## Your instructions
Extract every line from the records below that contains the word "взимаемые".

================

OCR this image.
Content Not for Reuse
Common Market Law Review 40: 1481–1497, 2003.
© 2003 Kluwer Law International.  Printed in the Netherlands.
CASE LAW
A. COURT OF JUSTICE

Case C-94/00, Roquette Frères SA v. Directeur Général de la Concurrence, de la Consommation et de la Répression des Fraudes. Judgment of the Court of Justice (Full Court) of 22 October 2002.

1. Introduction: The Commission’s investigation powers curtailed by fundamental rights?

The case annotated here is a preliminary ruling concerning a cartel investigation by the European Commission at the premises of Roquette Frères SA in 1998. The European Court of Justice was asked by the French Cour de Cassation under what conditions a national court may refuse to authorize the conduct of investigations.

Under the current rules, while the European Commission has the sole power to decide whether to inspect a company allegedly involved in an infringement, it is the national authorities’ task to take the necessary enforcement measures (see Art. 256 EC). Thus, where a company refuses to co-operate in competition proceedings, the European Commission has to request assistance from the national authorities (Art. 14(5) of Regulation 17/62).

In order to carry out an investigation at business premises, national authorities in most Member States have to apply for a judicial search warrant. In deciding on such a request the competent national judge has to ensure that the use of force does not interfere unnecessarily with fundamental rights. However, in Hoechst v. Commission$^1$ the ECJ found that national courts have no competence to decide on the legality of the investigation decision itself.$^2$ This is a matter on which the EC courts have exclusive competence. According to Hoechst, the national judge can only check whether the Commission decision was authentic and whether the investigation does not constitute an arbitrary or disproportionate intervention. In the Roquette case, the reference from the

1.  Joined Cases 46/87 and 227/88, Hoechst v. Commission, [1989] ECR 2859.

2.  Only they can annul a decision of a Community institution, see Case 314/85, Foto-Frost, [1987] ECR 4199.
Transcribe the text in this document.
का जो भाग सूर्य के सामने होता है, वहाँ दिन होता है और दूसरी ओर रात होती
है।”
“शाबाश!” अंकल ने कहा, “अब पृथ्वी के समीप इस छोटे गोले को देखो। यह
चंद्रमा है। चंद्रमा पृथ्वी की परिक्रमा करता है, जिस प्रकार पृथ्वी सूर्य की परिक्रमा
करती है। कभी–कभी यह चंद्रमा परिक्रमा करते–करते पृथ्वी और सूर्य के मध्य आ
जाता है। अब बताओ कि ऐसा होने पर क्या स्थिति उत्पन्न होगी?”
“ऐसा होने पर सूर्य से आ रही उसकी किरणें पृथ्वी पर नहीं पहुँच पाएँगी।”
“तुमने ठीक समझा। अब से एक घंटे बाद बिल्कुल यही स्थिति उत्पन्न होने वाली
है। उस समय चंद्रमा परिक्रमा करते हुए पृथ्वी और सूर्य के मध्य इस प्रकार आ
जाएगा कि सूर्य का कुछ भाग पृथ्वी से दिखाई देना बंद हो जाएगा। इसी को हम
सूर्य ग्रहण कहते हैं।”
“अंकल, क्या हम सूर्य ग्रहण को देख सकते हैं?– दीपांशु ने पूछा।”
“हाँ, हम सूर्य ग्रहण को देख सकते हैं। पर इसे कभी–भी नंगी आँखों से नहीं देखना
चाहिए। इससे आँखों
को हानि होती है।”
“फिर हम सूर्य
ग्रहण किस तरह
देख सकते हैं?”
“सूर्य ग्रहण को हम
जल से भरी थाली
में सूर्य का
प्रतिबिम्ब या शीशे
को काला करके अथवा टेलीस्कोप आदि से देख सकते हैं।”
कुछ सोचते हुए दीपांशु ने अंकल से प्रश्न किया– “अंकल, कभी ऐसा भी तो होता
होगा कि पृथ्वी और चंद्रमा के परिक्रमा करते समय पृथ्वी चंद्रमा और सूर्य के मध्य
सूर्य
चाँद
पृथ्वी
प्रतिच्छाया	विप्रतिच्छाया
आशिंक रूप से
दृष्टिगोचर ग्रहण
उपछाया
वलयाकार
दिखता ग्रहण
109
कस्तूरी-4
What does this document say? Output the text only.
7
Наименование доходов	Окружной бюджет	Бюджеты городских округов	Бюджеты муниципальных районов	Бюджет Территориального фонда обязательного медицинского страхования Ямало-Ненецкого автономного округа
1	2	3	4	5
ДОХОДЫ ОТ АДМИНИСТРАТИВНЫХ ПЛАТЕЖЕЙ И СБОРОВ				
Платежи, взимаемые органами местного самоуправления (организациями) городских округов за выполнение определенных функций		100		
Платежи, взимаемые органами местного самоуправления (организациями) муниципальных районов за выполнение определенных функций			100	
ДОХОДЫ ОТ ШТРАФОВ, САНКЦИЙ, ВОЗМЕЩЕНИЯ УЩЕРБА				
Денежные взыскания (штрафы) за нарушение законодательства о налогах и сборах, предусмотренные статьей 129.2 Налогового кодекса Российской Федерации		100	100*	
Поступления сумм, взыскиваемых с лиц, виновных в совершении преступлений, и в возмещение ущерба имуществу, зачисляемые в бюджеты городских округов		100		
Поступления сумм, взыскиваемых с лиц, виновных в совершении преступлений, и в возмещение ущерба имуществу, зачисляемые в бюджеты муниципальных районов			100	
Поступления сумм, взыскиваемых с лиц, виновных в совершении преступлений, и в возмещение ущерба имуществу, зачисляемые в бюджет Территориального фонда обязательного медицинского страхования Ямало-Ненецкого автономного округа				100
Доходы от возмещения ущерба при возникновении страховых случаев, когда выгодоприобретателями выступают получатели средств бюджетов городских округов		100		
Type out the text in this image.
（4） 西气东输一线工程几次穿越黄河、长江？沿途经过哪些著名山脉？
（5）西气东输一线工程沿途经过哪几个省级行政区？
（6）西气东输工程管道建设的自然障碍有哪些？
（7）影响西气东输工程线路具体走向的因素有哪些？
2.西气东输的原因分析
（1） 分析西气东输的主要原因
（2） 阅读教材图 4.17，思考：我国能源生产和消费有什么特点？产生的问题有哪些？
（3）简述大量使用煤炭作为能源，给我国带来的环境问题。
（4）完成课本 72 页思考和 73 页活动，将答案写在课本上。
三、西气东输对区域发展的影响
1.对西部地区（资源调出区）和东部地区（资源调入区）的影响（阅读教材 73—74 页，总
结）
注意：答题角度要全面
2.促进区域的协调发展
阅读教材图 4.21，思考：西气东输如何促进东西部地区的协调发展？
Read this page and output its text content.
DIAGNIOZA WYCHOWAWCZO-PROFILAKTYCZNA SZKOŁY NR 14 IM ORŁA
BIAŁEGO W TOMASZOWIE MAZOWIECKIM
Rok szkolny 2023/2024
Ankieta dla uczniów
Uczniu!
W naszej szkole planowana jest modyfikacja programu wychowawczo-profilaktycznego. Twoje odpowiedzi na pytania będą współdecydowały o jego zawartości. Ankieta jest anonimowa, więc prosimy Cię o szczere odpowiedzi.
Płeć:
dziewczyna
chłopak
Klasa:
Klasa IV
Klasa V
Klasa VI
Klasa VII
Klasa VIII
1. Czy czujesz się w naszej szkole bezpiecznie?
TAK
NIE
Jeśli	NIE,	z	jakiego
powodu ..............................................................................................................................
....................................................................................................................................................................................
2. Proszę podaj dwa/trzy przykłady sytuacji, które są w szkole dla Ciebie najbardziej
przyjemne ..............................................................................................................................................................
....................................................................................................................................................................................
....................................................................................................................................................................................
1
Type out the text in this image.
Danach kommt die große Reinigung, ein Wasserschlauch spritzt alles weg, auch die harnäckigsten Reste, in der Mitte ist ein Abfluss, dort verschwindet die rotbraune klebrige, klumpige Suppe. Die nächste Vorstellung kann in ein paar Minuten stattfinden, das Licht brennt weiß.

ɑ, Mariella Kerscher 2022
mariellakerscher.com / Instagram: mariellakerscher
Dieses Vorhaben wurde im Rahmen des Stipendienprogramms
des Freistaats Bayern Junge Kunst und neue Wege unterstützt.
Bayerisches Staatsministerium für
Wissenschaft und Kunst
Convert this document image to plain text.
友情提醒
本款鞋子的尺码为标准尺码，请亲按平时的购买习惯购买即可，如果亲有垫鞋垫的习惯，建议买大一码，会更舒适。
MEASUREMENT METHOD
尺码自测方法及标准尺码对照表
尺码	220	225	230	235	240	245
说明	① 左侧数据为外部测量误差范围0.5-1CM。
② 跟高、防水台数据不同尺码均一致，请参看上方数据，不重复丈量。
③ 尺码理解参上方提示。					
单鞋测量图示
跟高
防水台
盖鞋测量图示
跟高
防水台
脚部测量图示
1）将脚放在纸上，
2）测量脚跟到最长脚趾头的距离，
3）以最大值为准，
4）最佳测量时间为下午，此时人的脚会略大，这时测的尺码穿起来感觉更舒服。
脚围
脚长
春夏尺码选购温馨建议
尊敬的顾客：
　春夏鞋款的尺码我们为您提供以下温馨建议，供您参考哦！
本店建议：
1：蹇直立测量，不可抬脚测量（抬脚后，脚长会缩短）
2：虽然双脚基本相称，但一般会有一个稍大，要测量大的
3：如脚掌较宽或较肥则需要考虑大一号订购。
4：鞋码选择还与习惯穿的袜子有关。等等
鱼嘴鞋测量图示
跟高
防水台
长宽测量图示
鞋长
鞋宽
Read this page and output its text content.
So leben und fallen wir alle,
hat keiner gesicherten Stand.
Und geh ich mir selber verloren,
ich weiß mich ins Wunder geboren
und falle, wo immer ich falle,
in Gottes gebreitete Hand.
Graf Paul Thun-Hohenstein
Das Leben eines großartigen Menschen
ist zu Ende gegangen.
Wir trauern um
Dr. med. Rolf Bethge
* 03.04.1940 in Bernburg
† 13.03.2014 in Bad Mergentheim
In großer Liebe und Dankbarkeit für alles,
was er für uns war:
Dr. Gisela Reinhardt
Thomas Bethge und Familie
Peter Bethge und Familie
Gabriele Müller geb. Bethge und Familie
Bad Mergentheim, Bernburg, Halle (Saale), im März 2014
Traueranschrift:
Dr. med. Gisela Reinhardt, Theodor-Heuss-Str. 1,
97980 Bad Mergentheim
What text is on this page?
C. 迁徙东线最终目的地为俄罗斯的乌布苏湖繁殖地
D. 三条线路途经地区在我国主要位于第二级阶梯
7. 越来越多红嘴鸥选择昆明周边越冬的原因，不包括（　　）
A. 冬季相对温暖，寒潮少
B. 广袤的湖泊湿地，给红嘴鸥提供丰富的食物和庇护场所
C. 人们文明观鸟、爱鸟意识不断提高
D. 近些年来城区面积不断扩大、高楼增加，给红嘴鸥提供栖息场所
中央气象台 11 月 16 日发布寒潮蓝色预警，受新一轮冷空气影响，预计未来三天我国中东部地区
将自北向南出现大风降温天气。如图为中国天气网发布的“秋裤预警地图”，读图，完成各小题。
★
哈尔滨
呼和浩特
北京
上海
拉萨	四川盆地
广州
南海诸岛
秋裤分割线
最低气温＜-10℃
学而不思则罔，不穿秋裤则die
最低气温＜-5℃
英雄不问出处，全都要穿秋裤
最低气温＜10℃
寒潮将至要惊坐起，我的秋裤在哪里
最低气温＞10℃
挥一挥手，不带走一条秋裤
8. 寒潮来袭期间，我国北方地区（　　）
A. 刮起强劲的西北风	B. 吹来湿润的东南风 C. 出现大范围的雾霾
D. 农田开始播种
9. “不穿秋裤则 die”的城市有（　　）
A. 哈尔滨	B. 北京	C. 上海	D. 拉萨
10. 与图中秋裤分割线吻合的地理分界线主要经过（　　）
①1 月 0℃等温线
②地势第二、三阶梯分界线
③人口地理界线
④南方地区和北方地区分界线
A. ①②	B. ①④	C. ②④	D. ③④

================

## Answer to this exercise
Платежи, взимаемые органами местного самоуправления (организациями) городских округов за выполнение определенных функций		100		
Платежи, взимаемые органами местного самоуправления (организациями) муниципальных районов за выполнение определенных функций			100	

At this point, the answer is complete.